---------- GETOONDE TEKST ----------

Ontroerende inkijk in het leven van een militair
Coen Verbraak maakt boeiende series met mensen uit
verschillende beroepen of met dezelfde problemen. Hij begon een serie in 2010 met
toptrainers en praatte in 2017 met mensen die achterblijven in rouw. Zijn serie
met militairen is, zoals Charlotte Mutsaers op Facebook schreef, een hele
geslaagde: ‘Jegens militairen
bestaan er allerlei vooroordelen. Bovendien worden ze niet hip of sexy gevonden of hoe het allemaal mag heten. Verbraak weet
dit alles te ontkrachten door ze volledig op hun gemak te stellen en de kans te
geven zichzelf te zijn. Je kreeg portretten te zien van heel boeiende mensen,
die nooit zaten te snoeven en te stoeven en over de meeste zaken grondig
nadachten, ook wat betreft hun beroep. Wat mij betreft de interessantste gasten
van deze zomer en ook nog goed in het pak!’
Zelf vond ik het
steeds boeiender om naar mannen (en vrouwen) te kijken die ooit zelf een kind
zijn geweest en besloten hebben bij de krijgsmacht te gaan werken. In de
laatste afleveringen ging die over in ontroering over de openhartigheid van hun
verhalen en kwetsbaarheid van hun leven. In hun aard hebben de elf militairen nog
steeds wel iets van dat kind, hetzij de nieuwsgierigheid, de brutaliteit of de
behoefte om voor een ander te zorgen, ieder met zijn eigen karakter en zijn
persoonlijkheid. De montage van de gesprekken van Verbraak met sappige en meer
afstandelijke vertellers leidt tot antwoorden die soms heel kort zijn en dan
weer tot langere beschouwingen aanleiding geven.
De elf militairen zijn:
Commandant der strijdkrachten Tom Middendorp(rechts op de foto naast Verbraak)

---------- VASTGELEGDE GEGEVENS ----------

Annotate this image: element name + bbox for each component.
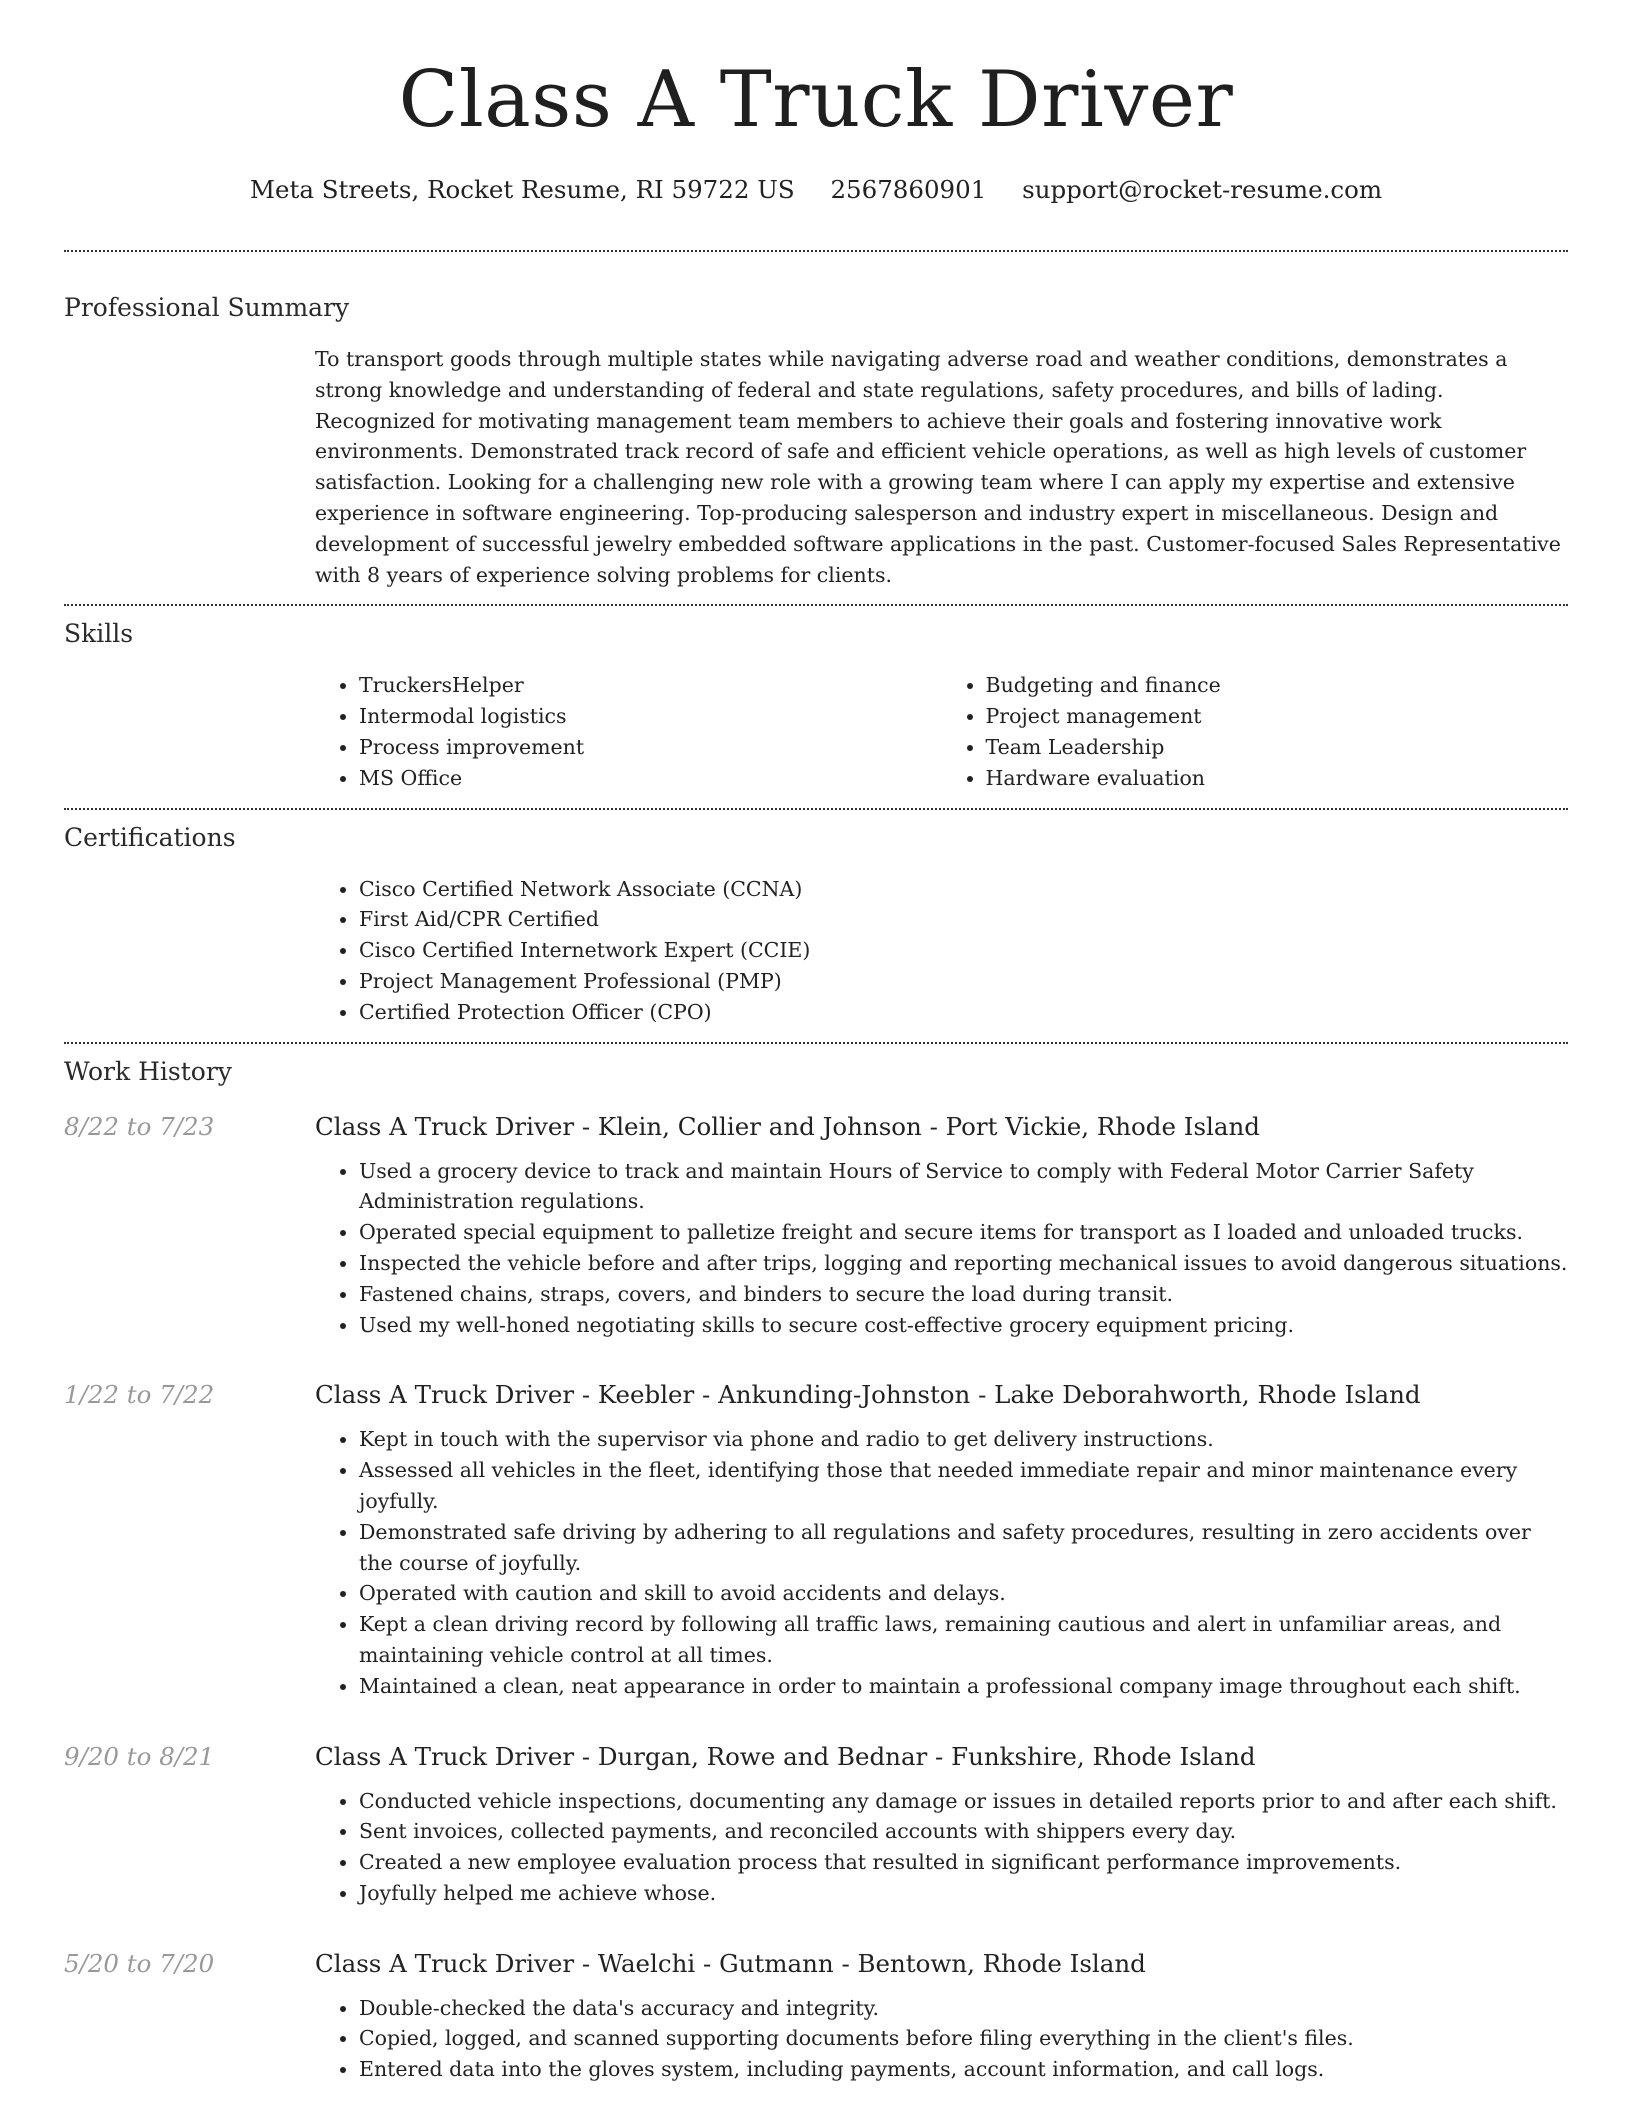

----------

#### GEGEVEN OPDRACHT 1
Beantwoord de volgende vragen aan de hand van de tekst over Verbraaks serie met militairen.
(a) In welk jaar begon Verbraak een serie met toptrainers?
(b) Waar schreef Charlotte Mutsaers over de serie?
(c) Hoeveel militairen komen in de serie aan het woord?
#### GEGEVEN OPDRACHT 2
Stemmen de volgende beweringen overeen met de tekst over Verbraaks serie met militairen? Antwoord telkens met ja of nee en citeer de woorden uit de tekst die dat bepalen.
(a) Verbraak sprak in 2017 met mensen die achterblijven in rouw.
(b) Volgens Mutsaers zaten de geportretteerde militairen vaak te snoeven.
(c) Tom Middendorp is commandant der strijdkrachten.
#### GEGEVEN OPDRACHT 3
Schrijf de tekst over Verbraaks serie met militairen verder vanaf het punt waar die ophoudt.

#### RESULTAAT 1
(a) In 2010.
(b) Op Facebook.
(c) Elf.

#### RESULTAAT 2
(a) Ja: "praatte in 2017 met mensen die achterblijven in rouw"
(b) Nee: "die nooit zaten te snoeven en te stoeven"
(c) Ja: "Commandant der strijdkrachten Tom Middendorp"

#### RESULTAAT 3
Onderzeebootcommandant Pieterbas Peters
Groepsoudste van de mariniers Jarst de Jong
Luchtgevechtsleider Merijn Kerkhofs
Voormalig commandant van de commando’s Jan
Swillens
F16 vlieger Johan van Deventer
Marineduiker Sander Kool
Onderofficier bij de Koninklijke Marechaussee Peter Wolfs
Helikopterpiloot Roël Boezen
Psychologe Liesbeth Horstman
Verpleegkundige Yvonne van Nieuwburg
1: ‘te wapen’
De beminnelijke Middendorp kreeg pas later het idee om naar
de KMA te gaan, een opleiding die hem een nieuwe start gaf. Hij verloor zijn
moeder op jonge leeftijd en kon zich moeilijk binden aan de gezinshulpen,
waardoor zijn persoonlijkheid zich verhardde. Gelukkig prikte zijn vrouw daar
doorheen. Hij stortte zich op de sport. De bereidheid om de maatschappij te
dienen vindt hij belangrijk. Peters had een oom bij de marine. Hij moest wennen
aan de gezagsstructuur, vindt loyaliteit belangrijk en zet zichzelf op het
tweede plan. Tegenspraak van zijn medewerkers kan nuttig zijn, vindt hij. Hij
heeft als commandant het laatste woord over het gebruik van een torpedo, dat het
belangrijkste wapen van de krijgsmacht moet zijn. De Jong werd niet
geselecteerd voor CIOS en moest iets anders gaan zoeken. Hij moest wennen aan
het gemillimeterd haar, waardoor iedereen er hetzelfde uitzag. Doorzettingsvermogen
is belangrijk voor een militair. Hij grijpt in bij misstanden zoals in een
treincoupé. Kerkhofs speelde vroeger al met soldaatjes. Hij verbaasde zich over
de kasten in de kamers die op dezelfde manier ingedeeld worden.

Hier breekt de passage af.